## Your task:
Single out the lines of the material that contain "Bife" and copy them.

(Recorded data)

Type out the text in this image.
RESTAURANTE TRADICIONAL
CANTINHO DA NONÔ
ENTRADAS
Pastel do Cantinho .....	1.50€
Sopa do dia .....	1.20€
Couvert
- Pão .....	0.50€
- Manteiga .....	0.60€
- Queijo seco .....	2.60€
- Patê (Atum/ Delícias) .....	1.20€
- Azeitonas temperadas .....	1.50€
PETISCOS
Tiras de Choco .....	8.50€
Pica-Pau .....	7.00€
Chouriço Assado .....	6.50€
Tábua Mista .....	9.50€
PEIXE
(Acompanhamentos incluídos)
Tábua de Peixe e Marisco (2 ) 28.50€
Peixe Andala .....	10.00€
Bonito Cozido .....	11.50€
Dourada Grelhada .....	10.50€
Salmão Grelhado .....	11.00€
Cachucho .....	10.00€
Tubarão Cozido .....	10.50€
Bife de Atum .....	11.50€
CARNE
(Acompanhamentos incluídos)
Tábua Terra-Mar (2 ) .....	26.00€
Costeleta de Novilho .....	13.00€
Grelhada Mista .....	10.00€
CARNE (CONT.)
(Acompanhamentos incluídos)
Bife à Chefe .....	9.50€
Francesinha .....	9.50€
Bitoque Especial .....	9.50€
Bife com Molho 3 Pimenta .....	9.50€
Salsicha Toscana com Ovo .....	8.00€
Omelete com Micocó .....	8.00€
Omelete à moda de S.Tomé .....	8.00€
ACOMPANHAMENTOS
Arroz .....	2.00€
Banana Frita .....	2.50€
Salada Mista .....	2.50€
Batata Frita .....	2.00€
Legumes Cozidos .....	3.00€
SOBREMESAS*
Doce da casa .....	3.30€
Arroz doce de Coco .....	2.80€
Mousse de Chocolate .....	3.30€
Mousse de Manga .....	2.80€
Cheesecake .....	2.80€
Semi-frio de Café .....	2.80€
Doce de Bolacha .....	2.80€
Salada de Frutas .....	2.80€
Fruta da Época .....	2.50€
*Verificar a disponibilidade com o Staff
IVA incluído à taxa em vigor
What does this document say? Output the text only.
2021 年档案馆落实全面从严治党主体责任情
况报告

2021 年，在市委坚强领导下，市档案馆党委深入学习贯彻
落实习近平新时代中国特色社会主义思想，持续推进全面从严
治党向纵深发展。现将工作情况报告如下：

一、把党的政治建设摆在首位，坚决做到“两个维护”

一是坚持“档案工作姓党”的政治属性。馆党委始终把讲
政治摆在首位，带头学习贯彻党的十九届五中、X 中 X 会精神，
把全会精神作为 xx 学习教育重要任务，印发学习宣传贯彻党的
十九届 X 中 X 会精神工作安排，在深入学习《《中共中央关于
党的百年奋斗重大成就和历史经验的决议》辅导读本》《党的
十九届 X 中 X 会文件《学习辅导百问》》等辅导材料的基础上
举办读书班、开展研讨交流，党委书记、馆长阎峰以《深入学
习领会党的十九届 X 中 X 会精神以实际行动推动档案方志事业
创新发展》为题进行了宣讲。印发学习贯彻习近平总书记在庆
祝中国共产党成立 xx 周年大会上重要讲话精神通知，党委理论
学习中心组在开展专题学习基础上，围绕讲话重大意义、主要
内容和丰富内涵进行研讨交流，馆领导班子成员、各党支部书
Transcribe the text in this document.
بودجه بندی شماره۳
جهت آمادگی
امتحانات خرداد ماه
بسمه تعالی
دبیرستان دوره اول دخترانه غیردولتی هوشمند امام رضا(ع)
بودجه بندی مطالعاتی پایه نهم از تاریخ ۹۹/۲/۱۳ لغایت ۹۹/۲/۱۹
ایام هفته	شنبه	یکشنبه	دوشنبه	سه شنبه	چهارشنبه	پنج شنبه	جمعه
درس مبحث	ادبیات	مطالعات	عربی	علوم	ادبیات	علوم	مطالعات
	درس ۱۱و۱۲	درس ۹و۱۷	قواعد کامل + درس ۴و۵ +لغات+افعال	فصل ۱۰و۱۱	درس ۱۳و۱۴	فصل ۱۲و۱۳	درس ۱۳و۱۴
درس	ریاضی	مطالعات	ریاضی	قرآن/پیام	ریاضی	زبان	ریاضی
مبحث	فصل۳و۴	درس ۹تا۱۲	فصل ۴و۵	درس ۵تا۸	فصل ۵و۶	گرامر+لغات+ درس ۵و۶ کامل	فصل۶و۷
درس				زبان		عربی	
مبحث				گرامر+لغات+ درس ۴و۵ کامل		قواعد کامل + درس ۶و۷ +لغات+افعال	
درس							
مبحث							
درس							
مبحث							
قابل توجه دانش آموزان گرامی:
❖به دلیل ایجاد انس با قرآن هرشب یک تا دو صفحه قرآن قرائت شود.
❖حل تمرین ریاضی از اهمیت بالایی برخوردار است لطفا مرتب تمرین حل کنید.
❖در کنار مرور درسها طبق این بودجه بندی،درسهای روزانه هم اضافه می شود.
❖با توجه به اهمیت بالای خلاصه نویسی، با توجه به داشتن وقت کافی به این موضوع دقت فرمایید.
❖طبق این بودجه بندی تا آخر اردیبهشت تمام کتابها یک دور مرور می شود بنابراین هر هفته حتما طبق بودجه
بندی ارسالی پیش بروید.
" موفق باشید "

## Written answer:
Bife de Atum .....	11.50€
Bife à Chefe .....	9.50€
Bife com Molho 3 Pimenta .....	9.50€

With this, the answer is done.